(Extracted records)
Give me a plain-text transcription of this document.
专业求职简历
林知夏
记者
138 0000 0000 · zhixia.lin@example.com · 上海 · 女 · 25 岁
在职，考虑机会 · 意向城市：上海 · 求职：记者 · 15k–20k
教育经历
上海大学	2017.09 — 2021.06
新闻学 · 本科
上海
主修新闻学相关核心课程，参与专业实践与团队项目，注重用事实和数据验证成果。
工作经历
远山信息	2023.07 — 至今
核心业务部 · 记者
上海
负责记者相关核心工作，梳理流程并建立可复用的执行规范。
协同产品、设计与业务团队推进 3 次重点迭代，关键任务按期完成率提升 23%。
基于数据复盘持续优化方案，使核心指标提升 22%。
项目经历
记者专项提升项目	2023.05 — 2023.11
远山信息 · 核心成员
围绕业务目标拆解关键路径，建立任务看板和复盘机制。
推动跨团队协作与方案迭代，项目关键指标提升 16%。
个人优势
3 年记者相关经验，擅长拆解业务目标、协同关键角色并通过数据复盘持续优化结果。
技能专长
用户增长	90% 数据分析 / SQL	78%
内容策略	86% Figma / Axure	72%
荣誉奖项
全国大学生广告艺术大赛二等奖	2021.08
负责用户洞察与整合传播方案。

# [What you have to do]
Extract the full set of entries word for word.

# [The completed task]
Give me a plain-text transcription of this document.
专业求职简历
林知夏
记者
138 0000 0000 · zhixia.lin@example.com · 上海 · 女 · 25 岁
在职，考虑机会 · 意向城市：上海 · 求职：记者 · 15k–20k
教育经历
上海大学	2017.09 — 2021.06
新闻学 · 本科
上海
主修新闻学相关核心课程，参与专业实践与团队项目，注重用事实和数据验证成果。
工作经历
远山信息	2023.07 — 至今
核心业务部 · 记者
上海
负责记者相关核心工作，梳理流程并建立可复用的执行规范。
协同产品、设计与业务团队推进 3 次重点迭代，关键任务按期完成率提升 23%。
基于数据复盘持续优化方案，使核心指标提升 22%。
项目经历
记者专项提升项目	2023.05 — 2023.11
远山信息 · 核心成员
围绕业务目标拆解关键路径，建立任务看板和复盘机制。
推动跨团队协作与方案迭代，项目关键指标提升 16%。
个人优势
3 年记者相关经验，擅长拆解业务目标、协同关键角色并通过数据复盘持续优化结果。
技能专长
用户增长	90% 数据分析 / SQL	78%
内容策略	86% Figma / Axure	72%
荣誉奖项
全国大学生广告艺术大赛二等奖	2021.08
负责用户洞察与整合传播方案。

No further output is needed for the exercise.